##### Data entries #####

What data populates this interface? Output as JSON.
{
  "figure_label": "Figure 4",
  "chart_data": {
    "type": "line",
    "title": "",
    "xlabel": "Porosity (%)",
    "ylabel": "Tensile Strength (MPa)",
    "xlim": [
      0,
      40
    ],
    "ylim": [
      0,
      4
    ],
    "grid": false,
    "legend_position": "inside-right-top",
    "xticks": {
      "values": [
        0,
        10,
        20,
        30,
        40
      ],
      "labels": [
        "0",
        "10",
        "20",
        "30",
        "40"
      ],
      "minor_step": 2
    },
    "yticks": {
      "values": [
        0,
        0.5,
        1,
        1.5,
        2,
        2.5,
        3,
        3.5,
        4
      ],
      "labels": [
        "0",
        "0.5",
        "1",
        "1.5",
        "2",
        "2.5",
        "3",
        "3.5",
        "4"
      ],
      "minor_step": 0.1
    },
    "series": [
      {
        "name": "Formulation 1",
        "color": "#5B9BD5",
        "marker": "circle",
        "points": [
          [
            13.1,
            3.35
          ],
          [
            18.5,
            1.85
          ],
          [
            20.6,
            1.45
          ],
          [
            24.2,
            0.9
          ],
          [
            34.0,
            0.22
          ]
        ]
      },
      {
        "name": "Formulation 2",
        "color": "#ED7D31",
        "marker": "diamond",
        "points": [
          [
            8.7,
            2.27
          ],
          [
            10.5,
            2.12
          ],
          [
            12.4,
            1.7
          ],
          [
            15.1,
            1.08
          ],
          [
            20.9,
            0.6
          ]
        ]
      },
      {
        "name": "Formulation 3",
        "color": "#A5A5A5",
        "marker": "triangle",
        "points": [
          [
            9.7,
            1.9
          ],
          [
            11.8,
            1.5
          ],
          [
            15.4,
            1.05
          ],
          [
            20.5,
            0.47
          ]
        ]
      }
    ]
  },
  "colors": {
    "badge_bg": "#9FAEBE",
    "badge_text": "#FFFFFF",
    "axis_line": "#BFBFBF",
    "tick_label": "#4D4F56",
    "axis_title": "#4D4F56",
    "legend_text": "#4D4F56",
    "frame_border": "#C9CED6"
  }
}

#####

Write the material out exactly, with nothing left out.

**Task output**
What data populates this interface? Output as JSON.
{
  "figure_label": "Figure 4",
  "chart_data": {
    "type": "line",
    "title": "",
    "xlabel": "Porosity (%)",
    "ylabel": "Tensile Strength (MPa)",
    "xlim": [
      0,
      40
    ],
    "ylim": [
      0,
      4
    ],
    "grid": false,
    "legend_position": "inside-right-top",
    "xticks": {
      "values": [
        0,
        10,
        20,
        30,
        40
      ],
      "labels": [
        "0",
        "10",
        "20",
        "30",
        "40"
      ],
      "minor_step": 2
    },
    "yticks": {
      "values": [
        0,
        0.5,
        1,
        1.5,
        2,
        2.5,
        3,
        3.5,
        4
      ],
      "labels": [
        "0",
        "0.5",
        "1",
        "1.5",
        "2",
        "2.5",
        "3",
        "3.5",
        "4"
      ],
      "minor_step": 0.1
    },
    "series": [
      {
        "name": "Formulation 1",
        "color": "#5B9BD5",
        "marker": "circle",
        "points": [
          [
            13.1,
            3.35
          ],
          [
            18.5,
            1.85
          ],
          [
            20.6,
            1.45
          ],
          [
            24.2,
            0.9
          ],
          [
            34.0,
            0.22
          ]
        ]
      },
      {
        "name": "Formulation 2",
        "color": "#ED7D31",
        "marker": "diamond",
        "points": [
          [
            8.7,
            2.27
          ],
          [
            10.5,
            2.12
          ],
          [
            12.4,
            1.7
          ],
          [
            15.1,
            1.08
          ],
          [
            20.9,
            0.6
          ]
        ]
      },
      {
        "name": "Formulation 3",
        "color": "#A5A5A5",
        "marker": "triangle",
        "points": [
          [
            9.7,
            1.9
          ],
          [
            11.8,
            1.5
          ],
          [
            15.4,
            1.05
          ],
          [
            20.5,
            0.47
          ]
        ]
      }
    ]
  },
  "colors": {
    "badge_bg": "#9FAEBE",
    "badge_text": "#FFFFFF",
    "axis_line": "#BFBFBF",
    "tick_label": "#4D4F56",
    "axis_title": "#4D4F56",
    "legend_text": "#4D4F56",
    "frame_border": "#C9CED6"
  }
}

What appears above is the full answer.